- [MATERIAL]
+-------+

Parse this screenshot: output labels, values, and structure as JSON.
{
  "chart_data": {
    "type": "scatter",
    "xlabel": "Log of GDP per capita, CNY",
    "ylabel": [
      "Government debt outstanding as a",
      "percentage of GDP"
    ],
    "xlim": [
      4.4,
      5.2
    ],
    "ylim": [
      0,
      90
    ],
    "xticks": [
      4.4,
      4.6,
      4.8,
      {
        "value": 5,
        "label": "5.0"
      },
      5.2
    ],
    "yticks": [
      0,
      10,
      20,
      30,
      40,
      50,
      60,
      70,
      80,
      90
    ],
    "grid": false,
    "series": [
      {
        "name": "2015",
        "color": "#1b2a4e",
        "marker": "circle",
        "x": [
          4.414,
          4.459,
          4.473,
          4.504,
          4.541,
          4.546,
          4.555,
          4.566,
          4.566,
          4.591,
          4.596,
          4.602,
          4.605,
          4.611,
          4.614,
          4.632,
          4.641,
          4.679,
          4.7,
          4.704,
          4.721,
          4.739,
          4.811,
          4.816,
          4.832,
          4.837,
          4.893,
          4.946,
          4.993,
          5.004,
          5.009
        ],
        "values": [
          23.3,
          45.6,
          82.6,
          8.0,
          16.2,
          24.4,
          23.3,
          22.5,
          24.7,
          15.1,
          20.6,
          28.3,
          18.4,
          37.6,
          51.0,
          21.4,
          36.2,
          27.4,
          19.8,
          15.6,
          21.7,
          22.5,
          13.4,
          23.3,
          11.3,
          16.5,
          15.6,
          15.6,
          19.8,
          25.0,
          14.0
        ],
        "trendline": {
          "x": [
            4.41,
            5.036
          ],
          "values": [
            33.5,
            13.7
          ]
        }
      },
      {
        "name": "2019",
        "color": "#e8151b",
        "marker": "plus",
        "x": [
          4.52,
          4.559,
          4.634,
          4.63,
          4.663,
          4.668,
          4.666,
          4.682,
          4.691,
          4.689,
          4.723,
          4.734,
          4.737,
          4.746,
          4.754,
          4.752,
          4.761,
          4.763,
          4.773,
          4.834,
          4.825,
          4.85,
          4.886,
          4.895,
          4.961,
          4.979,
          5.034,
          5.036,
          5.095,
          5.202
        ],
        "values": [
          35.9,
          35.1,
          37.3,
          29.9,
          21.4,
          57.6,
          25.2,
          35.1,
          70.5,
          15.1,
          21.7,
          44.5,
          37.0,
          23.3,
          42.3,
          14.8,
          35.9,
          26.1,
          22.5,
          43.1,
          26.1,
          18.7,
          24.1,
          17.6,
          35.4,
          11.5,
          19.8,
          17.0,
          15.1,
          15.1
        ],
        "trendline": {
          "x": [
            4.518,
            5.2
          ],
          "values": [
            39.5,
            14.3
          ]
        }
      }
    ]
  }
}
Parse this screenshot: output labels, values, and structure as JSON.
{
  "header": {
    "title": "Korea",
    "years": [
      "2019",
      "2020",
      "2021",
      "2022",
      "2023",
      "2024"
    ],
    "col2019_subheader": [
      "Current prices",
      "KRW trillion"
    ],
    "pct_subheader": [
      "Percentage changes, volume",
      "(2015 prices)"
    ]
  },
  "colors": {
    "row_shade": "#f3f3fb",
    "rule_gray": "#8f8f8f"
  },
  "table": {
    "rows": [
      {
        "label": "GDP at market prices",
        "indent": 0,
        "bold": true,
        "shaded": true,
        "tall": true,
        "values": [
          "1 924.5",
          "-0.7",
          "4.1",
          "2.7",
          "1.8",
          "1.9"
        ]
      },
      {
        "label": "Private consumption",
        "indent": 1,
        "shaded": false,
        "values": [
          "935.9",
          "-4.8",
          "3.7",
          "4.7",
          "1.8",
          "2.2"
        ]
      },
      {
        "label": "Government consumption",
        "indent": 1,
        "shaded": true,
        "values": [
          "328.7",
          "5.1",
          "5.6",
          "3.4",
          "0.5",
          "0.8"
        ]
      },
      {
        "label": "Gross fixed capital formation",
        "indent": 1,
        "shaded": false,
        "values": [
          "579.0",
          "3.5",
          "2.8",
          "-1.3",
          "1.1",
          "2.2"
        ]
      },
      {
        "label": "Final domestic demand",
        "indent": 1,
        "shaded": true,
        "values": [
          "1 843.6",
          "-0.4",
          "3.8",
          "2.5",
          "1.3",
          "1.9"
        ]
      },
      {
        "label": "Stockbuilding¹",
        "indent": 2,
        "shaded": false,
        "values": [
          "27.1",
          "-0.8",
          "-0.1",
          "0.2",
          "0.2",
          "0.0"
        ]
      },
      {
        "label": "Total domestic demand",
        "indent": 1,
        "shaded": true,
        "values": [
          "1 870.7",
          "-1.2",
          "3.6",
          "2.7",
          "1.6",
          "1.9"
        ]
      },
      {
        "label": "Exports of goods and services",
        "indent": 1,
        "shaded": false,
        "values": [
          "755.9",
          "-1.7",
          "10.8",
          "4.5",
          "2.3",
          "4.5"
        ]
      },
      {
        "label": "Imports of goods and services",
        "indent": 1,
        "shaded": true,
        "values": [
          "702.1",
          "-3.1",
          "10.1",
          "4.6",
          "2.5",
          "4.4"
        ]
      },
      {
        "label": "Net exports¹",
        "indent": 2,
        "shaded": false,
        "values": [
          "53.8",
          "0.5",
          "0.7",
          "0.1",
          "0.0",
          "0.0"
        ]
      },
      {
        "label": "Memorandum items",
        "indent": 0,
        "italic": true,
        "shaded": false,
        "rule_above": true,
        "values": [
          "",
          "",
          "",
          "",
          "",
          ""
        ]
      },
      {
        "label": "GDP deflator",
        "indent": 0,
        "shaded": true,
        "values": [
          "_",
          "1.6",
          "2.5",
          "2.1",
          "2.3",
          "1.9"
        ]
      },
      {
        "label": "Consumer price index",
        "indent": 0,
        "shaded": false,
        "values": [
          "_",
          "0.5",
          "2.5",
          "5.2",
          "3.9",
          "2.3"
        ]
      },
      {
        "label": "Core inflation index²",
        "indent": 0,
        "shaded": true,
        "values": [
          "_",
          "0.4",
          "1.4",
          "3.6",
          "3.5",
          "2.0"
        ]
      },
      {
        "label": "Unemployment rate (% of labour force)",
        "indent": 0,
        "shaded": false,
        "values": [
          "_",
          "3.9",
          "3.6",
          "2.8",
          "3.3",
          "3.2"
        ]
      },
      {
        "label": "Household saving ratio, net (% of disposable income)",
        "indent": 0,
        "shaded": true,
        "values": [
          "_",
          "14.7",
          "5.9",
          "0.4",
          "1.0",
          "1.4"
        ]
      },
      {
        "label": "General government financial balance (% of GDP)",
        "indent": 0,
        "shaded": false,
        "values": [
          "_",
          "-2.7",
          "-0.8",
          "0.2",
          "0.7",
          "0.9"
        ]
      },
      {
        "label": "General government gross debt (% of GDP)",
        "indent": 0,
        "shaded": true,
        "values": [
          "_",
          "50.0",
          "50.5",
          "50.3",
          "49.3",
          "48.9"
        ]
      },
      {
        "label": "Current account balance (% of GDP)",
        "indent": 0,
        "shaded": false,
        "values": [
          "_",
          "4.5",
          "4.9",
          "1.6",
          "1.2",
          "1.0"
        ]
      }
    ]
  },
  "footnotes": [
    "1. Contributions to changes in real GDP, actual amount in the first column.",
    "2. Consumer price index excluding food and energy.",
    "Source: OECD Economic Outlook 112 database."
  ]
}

+-------+

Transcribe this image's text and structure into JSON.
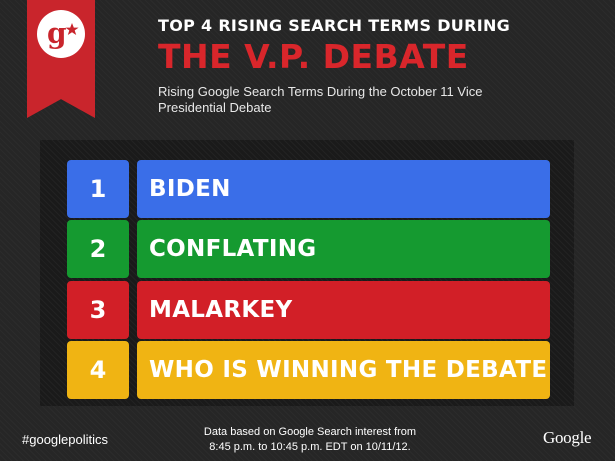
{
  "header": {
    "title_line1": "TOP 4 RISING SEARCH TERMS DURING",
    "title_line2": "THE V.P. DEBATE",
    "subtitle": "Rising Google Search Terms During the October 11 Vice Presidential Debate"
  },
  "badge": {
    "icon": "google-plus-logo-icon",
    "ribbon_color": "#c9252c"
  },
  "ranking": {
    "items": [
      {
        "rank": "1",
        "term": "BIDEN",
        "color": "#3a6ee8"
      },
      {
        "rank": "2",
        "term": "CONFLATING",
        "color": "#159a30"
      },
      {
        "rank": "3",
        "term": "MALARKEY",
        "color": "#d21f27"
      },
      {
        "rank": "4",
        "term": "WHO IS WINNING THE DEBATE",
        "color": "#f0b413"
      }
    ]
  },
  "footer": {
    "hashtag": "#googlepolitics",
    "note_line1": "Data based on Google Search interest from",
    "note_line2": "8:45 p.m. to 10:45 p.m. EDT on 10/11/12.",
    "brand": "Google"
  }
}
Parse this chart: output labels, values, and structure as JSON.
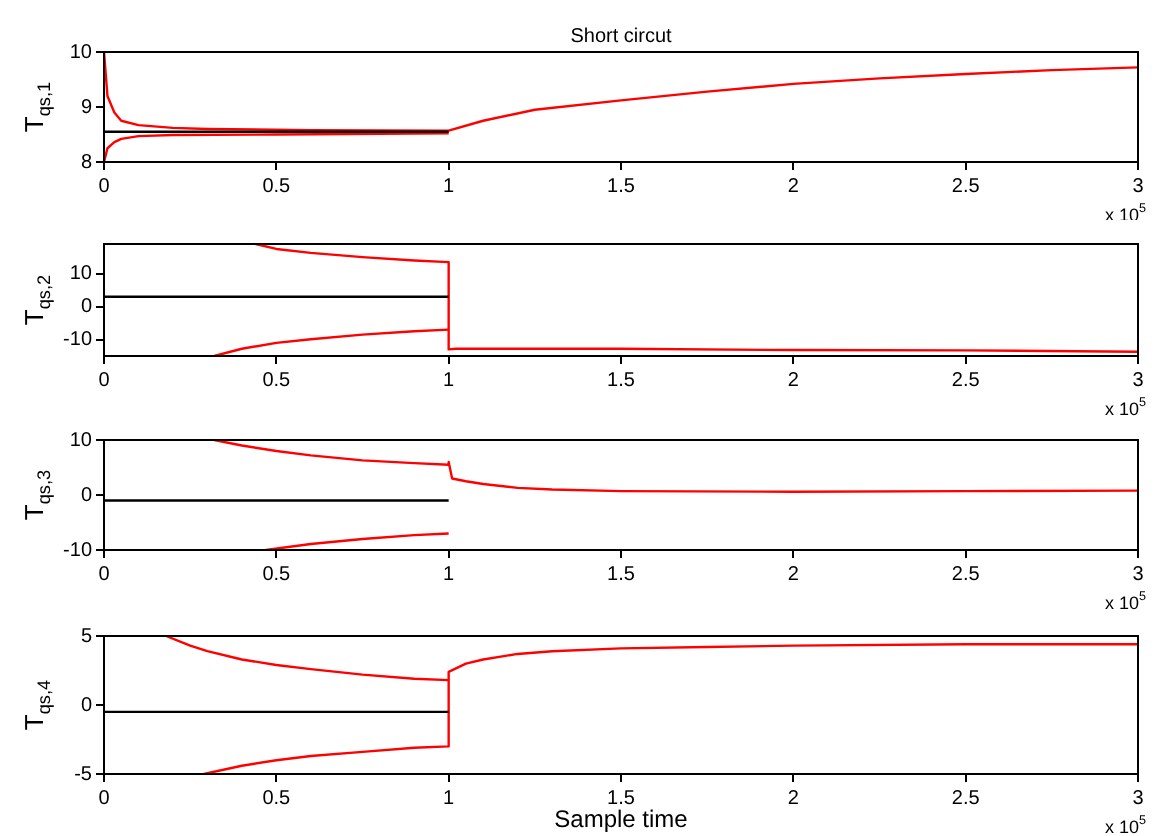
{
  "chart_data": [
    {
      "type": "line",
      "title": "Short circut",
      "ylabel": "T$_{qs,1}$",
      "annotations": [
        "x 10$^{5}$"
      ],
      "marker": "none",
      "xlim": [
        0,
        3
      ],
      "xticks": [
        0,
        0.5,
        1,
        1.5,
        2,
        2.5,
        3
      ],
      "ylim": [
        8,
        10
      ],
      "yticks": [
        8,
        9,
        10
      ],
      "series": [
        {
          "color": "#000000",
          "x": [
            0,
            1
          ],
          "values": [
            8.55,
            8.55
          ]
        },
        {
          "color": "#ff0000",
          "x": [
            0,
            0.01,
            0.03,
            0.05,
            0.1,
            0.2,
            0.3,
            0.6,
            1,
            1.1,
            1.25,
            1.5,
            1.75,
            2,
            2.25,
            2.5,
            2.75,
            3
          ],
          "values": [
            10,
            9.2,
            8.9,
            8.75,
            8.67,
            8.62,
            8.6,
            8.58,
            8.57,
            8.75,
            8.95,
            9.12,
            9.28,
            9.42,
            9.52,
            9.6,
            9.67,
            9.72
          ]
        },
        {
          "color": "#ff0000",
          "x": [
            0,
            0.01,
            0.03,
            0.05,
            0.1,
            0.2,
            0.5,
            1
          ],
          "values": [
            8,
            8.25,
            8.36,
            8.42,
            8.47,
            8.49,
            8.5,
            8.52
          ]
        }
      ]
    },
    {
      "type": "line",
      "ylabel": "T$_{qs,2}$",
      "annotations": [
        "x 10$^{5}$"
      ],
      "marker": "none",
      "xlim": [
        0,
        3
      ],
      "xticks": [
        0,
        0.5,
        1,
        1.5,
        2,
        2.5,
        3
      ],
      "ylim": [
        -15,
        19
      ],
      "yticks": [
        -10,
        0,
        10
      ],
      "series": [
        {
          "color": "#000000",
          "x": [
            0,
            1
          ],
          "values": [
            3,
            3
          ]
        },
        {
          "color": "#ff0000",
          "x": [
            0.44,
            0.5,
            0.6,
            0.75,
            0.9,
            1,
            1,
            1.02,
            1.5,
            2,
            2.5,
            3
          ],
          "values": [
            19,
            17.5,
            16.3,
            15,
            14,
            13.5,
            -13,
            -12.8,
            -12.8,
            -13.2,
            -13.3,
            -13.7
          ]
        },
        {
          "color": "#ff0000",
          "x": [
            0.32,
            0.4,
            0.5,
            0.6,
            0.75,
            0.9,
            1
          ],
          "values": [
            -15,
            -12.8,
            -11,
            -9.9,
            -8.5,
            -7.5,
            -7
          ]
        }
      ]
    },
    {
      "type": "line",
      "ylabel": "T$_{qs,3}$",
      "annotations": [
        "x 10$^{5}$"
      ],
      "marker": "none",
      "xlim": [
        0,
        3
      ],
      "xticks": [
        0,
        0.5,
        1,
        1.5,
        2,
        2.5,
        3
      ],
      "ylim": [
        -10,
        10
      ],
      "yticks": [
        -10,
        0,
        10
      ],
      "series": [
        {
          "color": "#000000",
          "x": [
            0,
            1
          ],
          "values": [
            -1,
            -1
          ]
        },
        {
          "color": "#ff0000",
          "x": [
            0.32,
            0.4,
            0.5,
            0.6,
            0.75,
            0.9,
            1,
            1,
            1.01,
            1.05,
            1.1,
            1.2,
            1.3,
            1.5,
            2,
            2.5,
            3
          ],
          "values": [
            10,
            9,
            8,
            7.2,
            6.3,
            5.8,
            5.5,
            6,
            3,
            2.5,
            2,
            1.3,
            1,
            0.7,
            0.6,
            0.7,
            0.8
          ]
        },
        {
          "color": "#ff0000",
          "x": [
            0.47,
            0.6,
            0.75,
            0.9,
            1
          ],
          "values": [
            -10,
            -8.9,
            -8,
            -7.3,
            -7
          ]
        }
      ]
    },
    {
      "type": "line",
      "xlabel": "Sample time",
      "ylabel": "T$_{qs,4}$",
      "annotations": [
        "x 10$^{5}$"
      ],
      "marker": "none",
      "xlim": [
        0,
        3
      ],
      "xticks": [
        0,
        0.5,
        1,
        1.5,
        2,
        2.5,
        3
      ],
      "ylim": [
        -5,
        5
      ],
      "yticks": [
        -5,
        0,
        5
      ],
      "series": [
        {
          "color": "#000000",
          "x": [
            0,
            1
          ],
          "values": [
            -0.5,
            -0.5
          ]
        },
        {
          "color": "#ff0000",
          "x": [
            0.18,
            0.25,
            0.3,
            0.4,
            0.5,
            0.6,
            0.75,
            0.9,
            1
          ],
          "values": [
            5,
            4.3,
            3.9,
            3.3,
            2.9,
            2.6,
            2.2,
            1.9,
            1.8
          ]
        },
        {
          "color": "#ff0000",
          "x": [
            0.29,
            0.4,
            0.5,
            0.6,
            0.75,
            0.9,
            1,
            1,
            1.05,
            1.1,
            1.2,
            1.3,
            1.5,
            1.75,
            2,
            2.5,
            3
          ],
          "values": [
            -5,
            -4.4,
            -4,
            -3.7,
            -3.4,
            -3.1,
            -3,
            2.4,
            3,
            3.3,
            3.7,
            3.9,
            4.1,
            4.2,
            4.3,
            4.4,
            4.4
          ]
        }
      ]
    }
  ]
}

+-------+

Extract lines where the string "debt" occurs.

- [TASK SOLUTION]
      "Government debt outstanding as a",
        "label": "General government gross debt (% of GDP)",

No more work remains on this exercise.